* EXERCISE: Restate the full set of records exactly, word for word.

* RAW DATA:
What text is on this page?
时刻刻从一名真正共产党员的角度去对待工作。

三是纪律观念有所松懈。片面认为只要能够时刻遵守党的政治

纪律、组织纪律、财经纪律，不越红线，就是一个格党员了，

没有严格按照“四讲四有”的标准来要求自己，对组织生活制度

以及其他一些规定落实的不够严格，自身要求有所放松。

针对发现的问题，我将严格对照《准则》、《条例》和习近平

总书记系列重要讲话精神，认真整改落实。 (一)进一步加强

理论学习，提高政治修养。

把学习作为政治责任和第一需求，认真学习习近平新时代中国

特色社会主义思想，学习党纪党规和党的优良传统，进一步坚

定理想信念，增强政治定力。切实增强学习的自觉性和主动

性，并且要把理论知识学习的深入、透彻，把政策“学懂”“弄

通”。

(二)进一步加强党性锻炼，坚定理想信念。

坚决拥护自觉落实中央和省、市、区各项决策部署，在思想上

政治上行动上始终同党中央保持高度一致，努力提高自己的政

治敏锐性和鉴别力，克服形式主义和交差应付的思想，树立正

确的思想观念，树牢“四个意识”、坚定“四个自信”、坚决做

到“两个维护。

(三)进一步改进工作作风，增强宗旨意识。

* TASK SOLUTION:
What text is on this page?
时刻刻从一名真正共产党员的角度去对待工作。

三是纪律观念有所松懈。片面认为只要能够时刻遵守党的政治

纪律、组织纪律、财经纪律，不越红线，就是一个格党员了，

没有严格按照“四讲四有”的标准来要求自己，对组织生活制度

以及其他一些规定落实的不够严格，自身要求有所放松。

针对发现的问题，我将严格对照《准则》、《条例》和习近平

总书记系列重要讲话精神，认真整改落实。 (一)进一步加强

理论学习，提高政治修养。

把学习作为政治责任和第一需求，认真学习习近平新时代中国

特色社会主义思想，学习党纪党规和党的优良传统，进一步坚

定理想信念，增强政治定力。切实增强学习的自觉性和主动

性，并且要把理论知识学习的深入、透彻，把政策“学懂”“弄

通”。

(二)进一步加强党性锻炼，坚定理想信念。

坚决拥护自觉落实中央和省、市、区各项决策部署，在思想上

政治上行动上始终同党中央保持高度一致，努力提高自己的政

治敏锐性和鉴别力，克服形式主义和交差应付的思想，树立正

确的思想观念，树牢“四个意识”、坚定“四个自信”、坚决做

到“两个维护。

(三)进一步改进工作作风，增强宗旨意识。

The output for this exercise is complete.